(Stored dataset items)
-- Begin --

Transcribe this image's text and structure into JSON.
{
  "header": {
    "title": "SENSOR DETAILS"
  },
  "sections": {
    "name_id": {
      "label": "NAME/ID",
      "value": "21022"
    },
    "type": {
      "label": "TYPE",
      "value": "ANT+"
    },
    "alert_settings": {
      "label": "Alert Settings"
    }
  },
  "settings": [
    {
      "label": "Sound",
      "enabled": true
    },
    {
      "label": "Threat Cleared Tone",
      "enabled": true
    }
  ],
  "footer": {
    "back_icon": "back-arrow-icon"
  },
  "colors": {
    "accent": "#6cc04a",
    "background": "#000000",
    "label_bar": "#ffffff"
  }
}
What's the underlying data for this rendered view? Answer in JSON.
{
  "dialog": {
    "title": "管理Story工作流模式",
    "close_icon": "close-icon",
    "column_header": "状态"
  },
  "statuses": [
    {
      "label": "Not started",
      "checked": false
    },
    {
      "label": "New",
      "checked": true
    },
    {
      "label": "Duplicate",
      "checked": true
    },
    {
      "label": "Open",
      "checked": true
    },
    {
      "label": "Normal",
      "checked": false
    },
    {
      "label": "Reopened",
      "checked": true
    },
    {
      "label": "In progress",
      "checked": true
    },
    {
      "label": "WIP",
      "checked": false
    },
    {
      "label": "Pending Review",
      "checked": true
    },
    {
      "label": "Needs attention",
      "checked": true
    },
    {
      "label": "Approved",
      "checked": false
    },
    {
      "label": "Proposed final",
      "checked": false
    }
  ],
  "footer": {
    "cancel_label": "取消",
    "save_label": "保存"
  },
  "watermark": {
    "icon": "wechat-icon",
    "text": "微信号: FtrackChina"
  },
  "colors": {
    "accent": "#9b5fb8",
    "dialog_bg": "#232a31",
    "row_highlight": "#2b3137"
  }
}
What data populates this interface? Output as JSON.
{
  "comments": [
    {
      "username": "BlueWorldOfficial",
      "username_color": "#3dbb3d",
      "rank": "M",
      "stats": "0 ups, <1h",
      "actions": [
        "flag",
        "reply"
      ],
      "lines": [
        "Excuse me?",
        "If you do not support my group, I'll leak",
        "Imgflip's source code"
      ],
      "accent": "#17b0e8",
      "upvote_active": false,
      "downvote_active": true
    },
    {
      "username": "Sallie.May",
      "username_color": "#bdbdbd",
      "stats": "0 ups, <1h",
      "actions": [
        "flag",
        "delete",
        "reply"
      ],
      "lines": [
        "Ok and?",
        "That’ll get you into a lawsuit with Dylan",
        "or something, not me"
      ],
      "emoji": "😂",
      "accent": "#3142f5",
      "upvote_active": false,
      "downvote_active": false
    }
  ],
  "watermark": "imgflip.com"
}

-- End --

[GIVEN INSTRUCTION] Scan the material above. Extract every line in which the word "accent" occurs.

[FULL OUTPUT]
    "accent": "#6cc04a",
    "accent": "#9b5fb8",
      "accent": "#17b0e8",
      "accent": "#3142f5",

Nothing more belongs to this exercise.